DATA PROVIDED:
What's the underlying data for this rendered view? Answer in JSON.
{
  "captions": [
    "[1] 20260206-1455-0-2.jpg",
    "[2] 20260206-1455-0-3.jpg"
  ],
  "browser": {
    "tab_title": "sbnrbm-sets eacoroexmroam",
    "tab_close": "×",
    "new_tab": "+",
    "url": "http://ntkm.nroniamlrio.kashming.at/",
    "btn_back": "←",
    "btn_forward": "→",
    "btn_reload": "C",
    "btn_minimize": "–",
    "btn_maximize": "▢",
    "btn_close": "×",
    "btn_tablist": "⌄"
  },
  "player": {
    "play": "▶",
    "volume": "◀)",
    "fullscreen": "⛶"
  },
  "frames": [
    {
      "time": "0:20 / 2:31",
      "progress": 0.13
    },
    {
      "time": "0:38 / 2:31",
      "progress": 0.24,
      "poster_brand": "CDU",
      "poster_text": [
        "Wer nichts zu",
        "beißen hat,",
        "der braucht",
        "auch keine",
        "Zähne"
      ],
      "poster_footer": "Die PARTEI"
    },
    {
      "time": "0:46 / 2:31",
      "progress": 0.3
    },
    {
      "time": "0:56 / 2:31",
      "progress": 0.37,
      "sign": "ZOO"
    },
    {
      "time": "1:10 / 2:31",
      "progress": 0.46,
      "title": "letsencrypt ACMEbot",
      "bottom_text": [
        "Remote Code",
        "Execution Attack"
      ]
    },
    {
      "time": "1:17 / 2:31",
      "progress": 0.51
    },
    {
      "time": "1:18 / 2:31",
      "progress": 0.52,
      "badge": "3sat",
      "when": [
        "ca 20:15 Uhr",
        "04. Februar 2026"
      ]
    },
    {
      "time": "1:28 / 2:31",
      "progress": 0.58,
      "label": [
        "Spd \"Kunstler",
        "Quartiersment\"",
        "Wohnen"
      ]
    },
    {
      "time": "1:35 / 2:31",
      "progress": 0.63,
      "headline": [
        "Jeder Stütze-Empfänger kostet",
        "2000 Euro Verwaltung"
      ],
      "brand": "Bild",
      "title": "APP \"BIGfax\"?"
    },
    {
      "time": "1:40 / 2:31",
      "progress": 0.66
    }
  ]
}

GIVEN EXERCISE: Retype all of the entries precisely as they are.

ANSWER TO THE PROBLEM:
What's the underlying data for this rendered view? Answer in JSON.
{
  "captions": [
    "[1] 20260206-1455-0-2.jpg",
    "[2] 20260206-1455-0-3.jpg"
  ],
  "browser": {
    "tab_title": "sbnrbm-sets eacoroexmroam",
    "tab_close": "×",
    "new_tab": "+",
    "url": "http://ntkm.nroniamlrio.kashming.at/",
    "btn_back": "←",
    "btn_forward": "→",
    "btn_reload": "C",
    "btn_minimize": "–",
    "btn_maximize": "▢",
    "btn_close": "×",
    "btn_tablist": "⌄"
  },
  "player": {
    "play": "▶",
    "volume": "◀)",
    "fullscreen": "⛶"
  },
  "frames": [
    {
      "time": "0:20 / 2:31",
      "progress": 0.13
    },
    {
      "time": "0:38 / 2:31",
      "progress": 0.24,
      "poster_brand": "CDU",
      "poster_text": [
        "Wer nichts zu",
        "beißen hat,",
        "der braucht",
        "auch keine",
        "Zähne"
      ],
      "poster_footer": "Die PARTEI"
    },
    {
      "time": "0:46 / 2:31",
      "progress": 0.3
    },
    {
      "time": "0:56 / 2:31",
      "progress": 0.37,
      "sign": "ZOO"
    },
    {
      "time": "1:10 / 2:31",
      "progress": 0.46,
      "title": "letsencrypt ACMEbot",
      "bottom_text": [
        "Remote Code",
        "Execution Attack"
      ]
    },
    {
      "time": "1:17 / 2:31",
      "progress": 0.51
    },
    {
      "time": "1:18 / 2:31",
      "progress": 0.52,
      "badge": "3sat",
      "when": [
        "ca 20:15 Uhr",
        "04. Februar 2026"
      ]
    },
    {
      "time": "1:28 / 2:31",
      "progress": 0.58,
      "label": [
        "Spd \"Kunstler",
        "Quartiersment\"",
        "Wohnen"
      ]
    },
    {
      "time": "1:35 / 2:31",
      "progress": 0.63,
      "headline": [
        "Jeder Stütze-Empfänger kostet",
        "2000 Euro Verwaltung"
      ],
      "brand": "Bild",
      "title": "APP \"BIGfax\"?"
    },
    {
      "time": "1:40 / 2:31",
      "progress": 0.66
    }
  ]
}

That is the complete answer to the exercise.